(The problem): Copy each line in the data that includes the word "this".

(Record set):
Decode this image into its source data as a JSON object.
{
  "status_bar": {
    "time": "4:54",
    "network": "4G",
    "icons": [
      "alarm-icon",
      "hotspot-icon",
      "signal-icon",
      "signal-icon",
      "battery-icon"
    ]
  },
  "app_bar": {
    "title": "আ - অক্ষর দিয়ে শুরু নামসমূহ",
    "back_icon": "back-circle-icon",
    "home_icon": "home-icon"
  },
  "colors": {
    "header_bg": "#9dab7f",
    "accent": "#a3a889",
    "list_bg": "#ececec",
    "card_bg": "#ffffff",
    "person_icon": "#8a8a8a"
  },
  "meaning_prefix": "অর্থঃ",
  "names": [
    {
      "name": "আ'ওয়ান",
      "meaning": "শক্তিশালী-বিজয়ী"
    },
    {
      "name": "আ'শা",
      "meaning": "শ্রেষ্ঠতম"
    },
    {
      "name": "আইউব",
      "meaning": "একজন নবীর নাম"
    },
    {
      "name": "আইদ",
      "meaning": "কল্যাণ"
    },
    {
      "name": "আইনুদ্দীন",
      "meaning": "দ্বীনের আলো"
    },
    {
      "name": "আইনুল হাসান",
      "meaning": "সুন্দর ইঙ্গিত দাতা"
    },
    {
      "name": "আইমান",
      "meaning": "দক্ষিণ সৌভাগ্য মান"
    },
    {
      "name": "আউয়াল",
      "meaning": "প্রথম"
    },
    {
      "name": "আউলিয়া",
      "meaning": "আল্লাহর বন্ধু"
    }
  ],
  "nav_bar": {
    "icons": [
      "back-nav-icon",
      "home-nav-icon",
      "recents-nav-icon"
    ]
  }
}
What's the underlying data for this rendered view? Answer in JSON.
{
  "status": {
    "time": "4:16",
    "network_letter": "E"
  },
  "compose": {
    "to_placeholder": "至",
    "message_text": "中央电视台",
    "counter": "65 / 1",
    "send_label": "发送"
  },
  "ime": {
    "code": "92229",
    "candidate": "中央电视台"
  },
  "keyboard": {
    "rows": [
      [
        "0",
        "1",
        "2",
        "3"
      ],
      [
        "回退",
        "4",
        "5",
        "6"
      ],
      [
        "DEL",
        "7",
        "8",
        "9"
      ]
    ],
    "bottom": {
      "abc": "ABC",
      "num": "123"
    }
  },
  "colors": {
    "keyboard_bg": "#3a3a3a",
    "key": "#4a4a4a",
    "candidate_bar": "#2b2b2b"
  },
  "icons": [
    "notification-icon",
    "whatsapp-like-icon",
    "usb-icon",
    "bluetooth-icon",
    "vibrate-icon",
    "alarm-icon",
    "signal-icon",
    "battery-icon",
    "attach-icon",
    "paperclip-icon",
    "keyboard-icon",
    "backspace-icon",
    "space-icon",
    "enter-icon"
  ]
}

(Full response):
Decode this image into its source data as a JSON object.
What's the underlying data for this rendered view? Answer in JSON.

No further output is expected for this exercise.